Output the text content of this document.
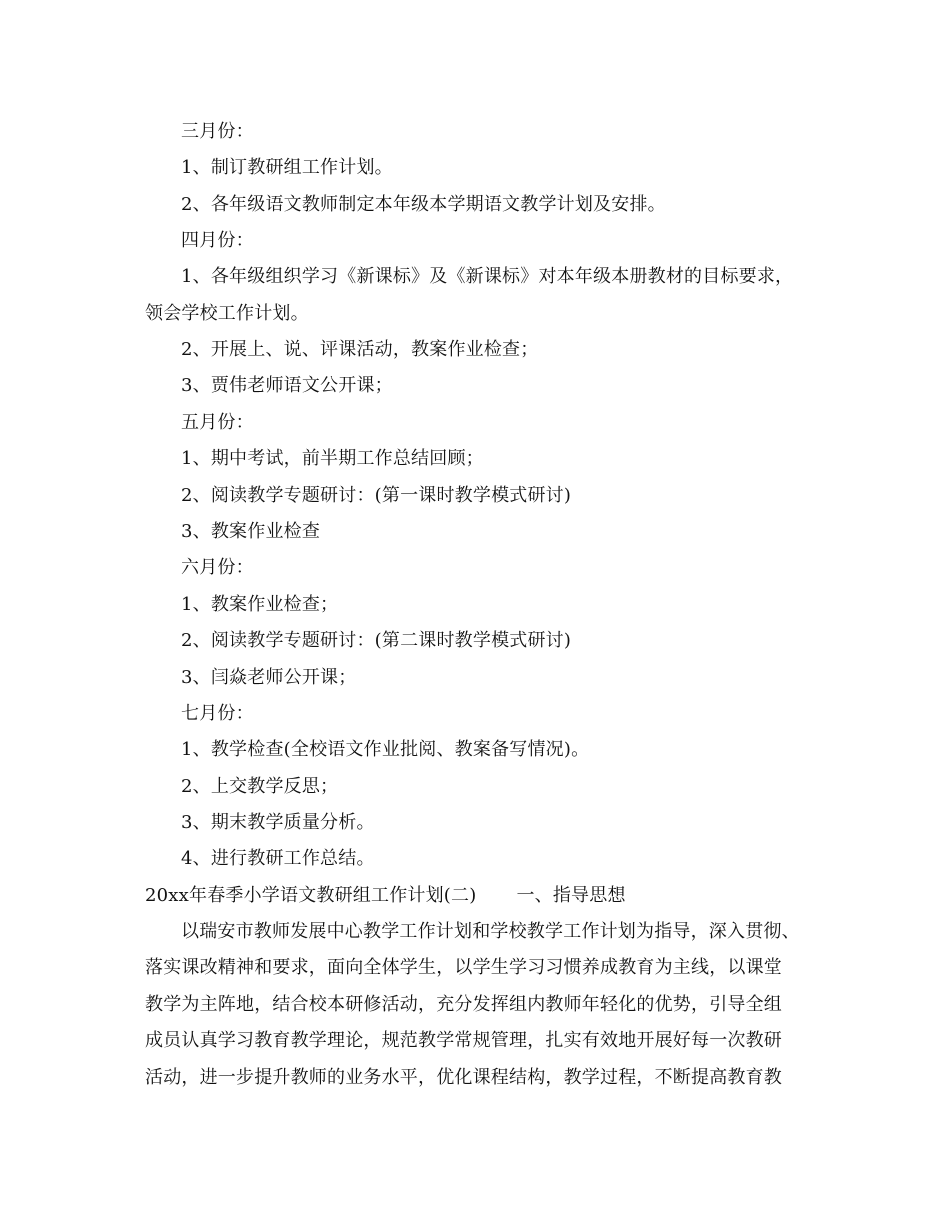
三月份：
1、制订教研组工作计划。
2、各年级语文教师制定本年级本学期语文教学计划及安排。
四月份：
1、各年级组织学习《新课标》及《新课标》对本年级本册教材的目标要求，
领会学校工作计划。
2、开展上、说、评课活动，教案作业检查；
3、贾伟老师语文公开课；
五月份：
1、期中考试，前半期工作总结回顾；
2、阅读教学专题研讨：(第一课时教学模式研讨)
3、教案作业检查
六月份：
1、教案作业检查；
2、阅读教学专题研讨：(第二课时教学模式研讨)
3、闫焱老师公开课；
七月份：
1、教学检查(全校语文作业批阅、教案备写情况)。
2、上交教学反思；
3、期末教学质量分析。
4、进行教研工作总结。
20xx年春季小学语文教研组工作计划(二) 一、指导思想
以瑞安市教师发展中心教学工作计划和学校教学工作计划为指导，深入贯彻、
落实课改精神和要求，面向全体学生，以学生学习习惯养成教育为主线，以课堂
教学为主阵地，结合校本研修活动，充分发挥组内教师年轻化的优势，引导全组
成员认真学习教育教学理论，规范教学常规管理，扎实有效地开展好每一次教研
活动，进一步提升教师的业务水平，优化课程结构，教学过程，不断提高教育教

+ + + + + + +

Go through the listing above and write it out again exactly, dropping the pictures.

> [ANSWER TO THE PROBLEM]:
Output the text content of this document.
三月份：
1、制订教研组工作计划。
2、各年级语文教师制定本年级本学期语文教学计划及安排。
四月份：
1、各年级组织学习《新课标》及《新课标》对本年级本册教材的目标要求，
领会学校工作计划。
2、开展上、说、评课活动，教案作业检查；
3、贾伟老师语文公开课；
五月份：
1、期中考试，前半期工作总结回顾；
2、阅读教学专题研讨：(第一课时教学模式研讨)
3、教案作业检查
六月份：
1、教案作业检查；
2、阅读教学专题研讨：(第二课时教学模式研讨)
3、闫焱老师公开课；
七月份：
1、教学检查(全校语文作业批阅、教案备写情况)。
2、上交教学反思；
3、期末教学质量分析。
4、进行教研工作总结。
20xx年春季小学语文教研组工作计划(二) 一、指导思想
以瑞安市教师发展中心教学工作计划和学校教学工作计划为指导，深入贯彻、
落实课改精神和要求，面向全体学生，以学生学习习惯养成教育为主线，以课堂
教学为主阵地，结合校本研修活动，充分发挥组内教师年轻化的优势，引导全组
成员认真学习教育教学理论，规范教学常规管理，扎实有效地开展好每一次教研
活动，进一步提升教师的业务水平，优化课程结构，教学过程，不断提高教育教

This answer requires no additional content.